- [Aim of the task]: Reproduce the records below exactly as they appear, omitting any pictures they contain.

'''

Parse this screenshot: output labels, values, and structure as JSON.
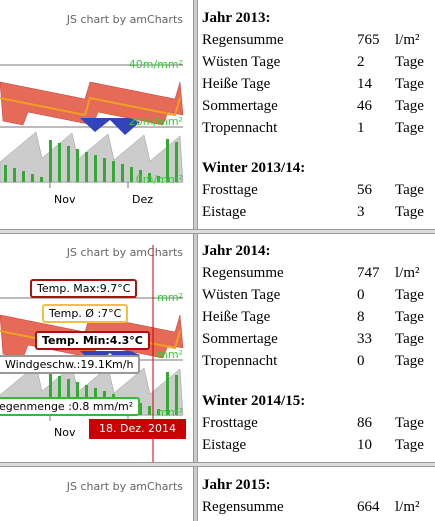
{
  "sections": [
    {
      "chart": {
        "credit": "JS chart by amCharts",
        "axis_labels": [
          "40m/mm²",
          "20m/mm²",
          "0m/mm²"
        ],
        "months": [
          "Nov",
          "Dez"
        ]
      },
      "stats": {
        "year_title": "Jahr 2013:",
        "year_rows": [
          [
            "Regensumme",
            765,
            "l/m²"
          ],
          [
            "Wüsten Tage",
            2,
            "Tage"
          ],
          [
            "Heiße Tage",
            14,
            "Tage"
          ],
          [
            "Sommertage",
            46,
            "Tage"
          ],
          [
            "Tropennacht",
            1,
            "Tage"
          ]
        ],
        "winter_title": "Winter 2013/14:",
        "winter_rows": [
          [
            "Frosttage",
            56,
            "Tage"
          ],
          [
            "Eistage",
            3,
            "Tage"
          ]
        ]
      }
    },
    {
      "chart": {
        "credit": "JS chart by amCharts",
        "axis_labels": [
          "mm²",
          "mm²",
          "mm²"
        ],
        "months": [
          "Nov"
        ],
        "tooltips": [
          "Temp. Max:9.7°C",
          "Temp. Ø :7°C",
          "Temp. Min:4.3°C",
          "Windgeschw.:19.1Km/h",
          "egenmenge :0.8 mm/m²"
        ],
        "date_label": "18. Dez. 2014"
      },
      "stats": {
        "year_title": "Jahr 2014:",
        "year_rows": [
          [
            "Regensumme",
            747,
            "l/m²"
          ],
          [
            "Wüsten Tage",
            0,
            "Tage"
          ],
          [
            "Heiße Tage",
            8,
            "Tage"
          ],
          [
            "Sommertage",
            33,
            "Tage"
          ],
          [
            "Tropennacht",
            0,
            "Tage"
          ]
        ],
        "winter_title": "Winter 2014/15:",
        "winter_rows": [
          [
            "Frosttage",
            86,
            "Tage"
          ],
          [
            "Eistage",
            10,
            "Tage"
          ]
        ]
      }
    },
    {
      "chart": {
        "credit": "JS chart by amCharts"
      },
      "stats": {
        "year_title": "Jahr 2015:",
        "year_rows": [
          [
            "Regensumme",
            664,
            "l/m²"
          ]
        ]
      }
    }
  ]
}
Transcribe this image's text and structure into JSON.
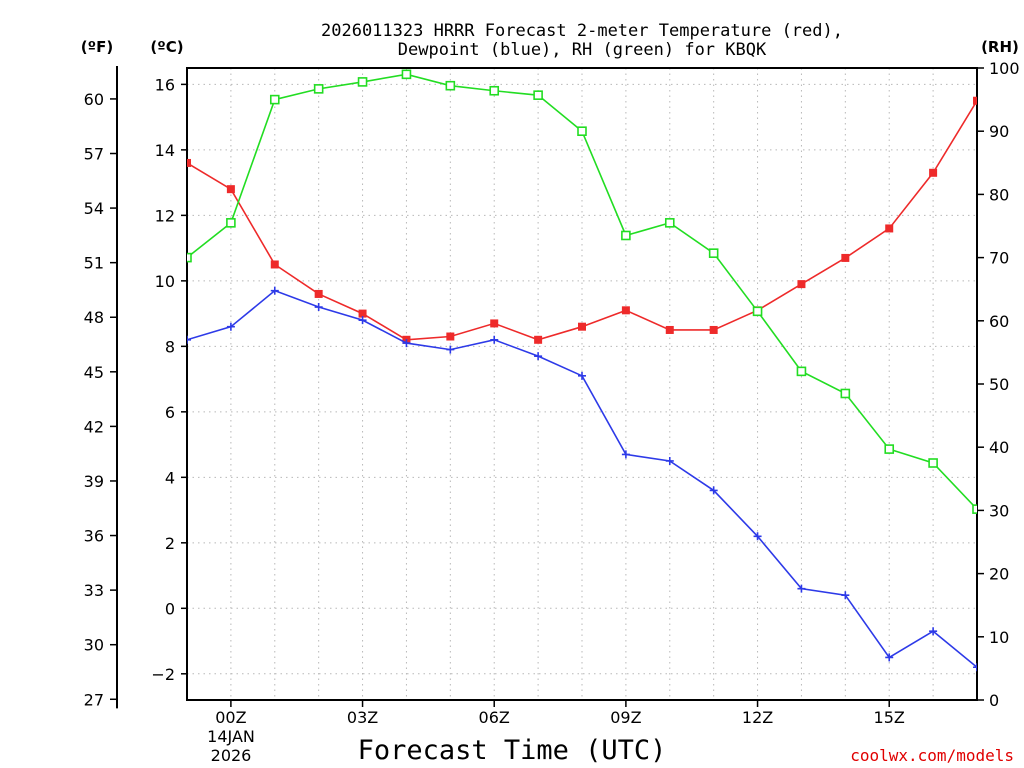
{
  "chart_data": {
    "type": "line",
    "title_lines": [
      "2026011323 HRRR Forecast 2-meter Temperature (red),",
      "Dewpoint (blue), RH (green) for KBQK"
    ],
    "xlabel": "Forecast Time (UTC)",
    "date_label": [
      "14JAN",
      "2026"
    ],
    "credit": "coolwx.com/models",
    "x": [
      -1,
      0,
      1,
      2,
      3,
      4,
      5,
      6,
      7,
      8,
      9,
      10,
      11,
      12,
      13,
      14,
      15,
      16,
      17
    ],
    "xlim": [
      -1,
      17
    ],
    "x_ticks": [
      0,
      3,
      6,
      9,
      12,
      15
    ],
    "x_tick_labels": [
      "00Z",
      "03Z",
      "06Z",
      "09Z",
      "12Z",
      "15Z"
    ],
    "left_axis": {
      "unit_label": "(ºC)",
      "ylim": [
        -2.8,
        16.5
      ],
      "ticks": [
        -2,
        0,
        2,
        4,
        6,
        8,
        10,
        12,
        14,
        16
      ],
      "tick_labels": [
        "−2",
        "0",
        "2",
        "4",
        "6",
        "8",
        "10",
        "12",
        "14",
        "16"
      ]
    },
    "outer_axis": {
      "unit_label": "(ºF)",
      "ticks": [
        27,
        30,
        33,
        36,
        39,
        42,
        45,
        48,
        51,
        54,
        57,
        60
      ],
      "tick_labels": [
        "27",
        "30",
        "33",
        "36",
        "39",
        "42",
        "45",
        "48",
        "51",
        "54",
        "57",
        "60"
      ]
    },
    "right_axis": {
      "unit_label": "(RH)",
      "ylim": [
        0,
        100
      ],
      "ticks": [
        0,
        10,
        20,
        30,
        40,
        50,
        60,
        70,
        80,
        90,
        100
      ],
      "tick_labels": [
        "0",
        "10",
        "20",
        "30",
        "40",
        "50",
        "60",
        "70",
        "80",
        "90",
        "100"
      ]
    },
    "series": [
      {
        "name": "Temperature",
        "unit": "°C",
        "axis": "left",
        "color": "#ee2a2a",
        "marker": "filled-square",
        "values": [
          13.6,
          12.8,
          10.5,
          9.6,
          9.0,
          8.2,
          8.3,
          8.7,
          8.2,
          8.6,
          9.1,
          8.5,
          8.5,
          9.1,
          9.9,
          10.7,
          11.6,
          13.3,
          15.5
        ]
      },
      {
        "name": "Dewpoint",
        "unit": "°C",
        "axis": "left",
        "color": "#2d3ae8",
        "marker": "plus",
        "values": [
          8.2,
          8.6,
          9.7,
          9.2,
          8.8,
          8.1,
          7.9,
          8.2,
          7.7,
          7.1,
          4.7,
          4.5,
          3.6,
          2.2,
          0.6,
          0.4,
          -1.5,
          -0.7,
          -1.8
        ]
      },
      {
        "name": "RH",
        "unit": "%",
        "axis": "right",
        "color": "#22dd22",
        "marker": "open-square",
        "values": [
          70,
          75.5,
          95,
          96.7,
          97.8,
          99,
          97.2,
          96.4,
          95.7,
          90,
          73.5,
          75.5,
          70.7,
          61.5,
          52,
          48.5,
          39.7,
          37.5,
          30.2
        ]
      }
    ]
  }
}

'''

- [Answer to the task]:
Parse this screenshot: output labels, values, and structure as JSON.
{
  "sections": [
    {
      "chart": {
        "credit": "JS chart by amCharts",
        "axis_labels": [
          "40m/mm²",
          "20m/mm²",
          "0m/mm²"
        ],
        "months": [
          "Nov",
          "Dez"
        ]
      },
      "stats": {
        "year_title": "Jahr 2013:",
        "year_rows": [
          [
            "Regensumme",
            765,
            "l/m²"
          ],
          [
            "Wüsten Tage",
            2,
            "Tage"
          ],
          [
            "Heiße Tage",
            14,
            "Tage"
          ],
          [
            "Sommertage",
            46,
            "Tage"
          ],
          [
            "Tropennacht",
            1,
            "Tage"
          ]
        ],
        "winter_title": "Winter 2013/14:",
        "winter_rows": [
          [
            "Frosttage",
            56,
            "Tage"
          ],
          [
            "Eistage",
            3,
            "Tage"
          ]
        ]
      }
    },
    {
      "chart": {
        "credit": "JS chart by amCharts",
        "axis_labels": [
          "mm²",
          "mm²",
          "mm²"
        ],
        "months": [
          "Nov"
        ],
        "tooltips": [
          "Temp. Max:9.7°C",
          "Temp. Ø :7°C",
          "Temp. Min:4.3°C",
          "Windgeschw.:19.1Km/h",
          "egenmenge :0.8 mm/m²"
        ],
        "date_label": "18. Dez. 2014"
      },
      "stats": {
        "year_title": "Jahr 2014:",
        "year_rows": [
          [
            "Regensumme",
            747,
            "l/m²"
          ],
          [
            "Wüsten Tage",
            0,
            "Tage"
          ],
          [
            "Heiße Tage",
            8,
            "Tage"
          ],
          [
            "Sommertage",
            33,
            "Tage"
          ],
          [
            "Tropennacht",
            0,
            "Tage"
          ]
        ],
        "winter_title": "Winter 2014/15:",
        "winter_rows": [
          [
            "Frosttage",
            86,
            "Tage"
          ],
          [
            "Eistage",
            10,
            "Tage"
          ]
        ]
      }
    },
    {
      "chart": {
        "credit": "JS chart by amCharts"
      },
      "stats": {
        "year_title": "Jahr 2015:",
        "year_rows": [
          [
            "Regensumme",
            664,
            "l/m²"
          ]
        ]
      }
    }
  ]
}
Transcribe this image's text and structure into JSON.
{
  "chart_data": {
    "type": "line",
    "title_lines": [
      "2026011323 HRRR Forecast 2-meter Temperature (red),",
      "Dewpoint (blue), RH (green) for KBQK"
    ],
    "xlabel": "Forecast Time (UTC)",
    "date_label": [
      "14JAN",
      "2026"
    ],
    "credit": "coolwx.com/models",
    "x": [
      -1,
      0,
      1,
      2,
      3,
      4,
      5,
      6,
      7,
      8,
      9,
      10,
      11,
      12,
      13,
      14,
      15,
      16,
      17
    ],
    "xlim": [
      -1,
      17
    ],
    "x_ticks": [
      0,
      3,
      6,
      9,
      12,
      15
    ],
    "x_tick_labels": [
      "00Z",
      "03Z",
      "06Z",
      "09Z",
      "12Z",
      "15Z"
    ],
    "left_axis": {
      "unit_label": "(ºC)",
      "ylim": [
        -2.8,
        16.5
      ],
      "ticks": [
        -2,
        0,
        2,
        4,
        6,
        8,
        10,
        12,
        14,
        16
      ],
      "tick_labels": [
        "−2",
        "0",
        "2",
        "4",
        "6",
        "8",
        "10",
        "12",
        "14",
        "16"
      ]
    },
    "outer_axis": {
      "unit_label": "(ºF)",
      "ticks": [
        27,
        30,
        33,
        36,
        39,
        42,
        45,
        48,
        51,
        54,
        57,
        60
      ],
      "tick_labels": [
        "27",
        "30",
        "33",
        "36",
        "39",
        "42",
        "45",
        "48",
        "51",
        "54",
        "57",
        "60"
      ]
    },
    "right_axis": {
      "unit_label": "(RH)",
      "ylim": [
        0,
        100
      ],
      "ticks": [
        0,
        10,
        20,
        30,
        40,
        50,
        60,
        70,
        80,
        90,
        100
      ],
      "tick_labels": [
        "0",
        "10",
        "20",
        "30",
        "40",
        "50",
        "60",
        "70",
        "80",
        "90",
        "100"
      ]
    },
    "series": [
      {
        "name": "Temperature",
        "unit": "°C",
        "axis": "left",
        "color": "#ee2a2a",
        "marker": "filled-square",
        "values": [
          13.6,
          12.8,
          10.5,
          9.6,
          9.0,
          8.2,
          8.3,
          8.7,
          8.2,
          8.6,
          9.1,
          8.5,
          8.5,
          9.1,
          9.9,
          10.7,
          11.6,
          13.3,
          15.5
        ]
      },
      {
        "name": "Dewpoint",
        "unit": "°C",
        "axis": "left",
        "color": "#2d3ae8",
        "marker": "plus",
        "values": [
          8.2,
          8.6,
          9.7,
          9.2,
          8.8,
          8.1,
          7.9,
          8.2,
          7.7,
          7.1,
          4.7,
          4.5,
          3.6,
          2.2,
          0.6,
          0.4,
          -1.5,
          -0.7,
          -1.8
        ]
      },
      {
        "name": "RH",
        "unit": "%",
        "axis": "right",
        "color": "#22dd22",
        "marker": "open-square",
        "values": [
          70,
          75.5,
          95,
          96.7,
          97.8,
          99,
          97.2,
          96.4,
          95.7,
          90,
          73.5,
          75.5,
          70.7,
          61.5,
          52,
          48.5,
          39.7,
          37.5,
          30.2
        ]
      }
    ]
  }
}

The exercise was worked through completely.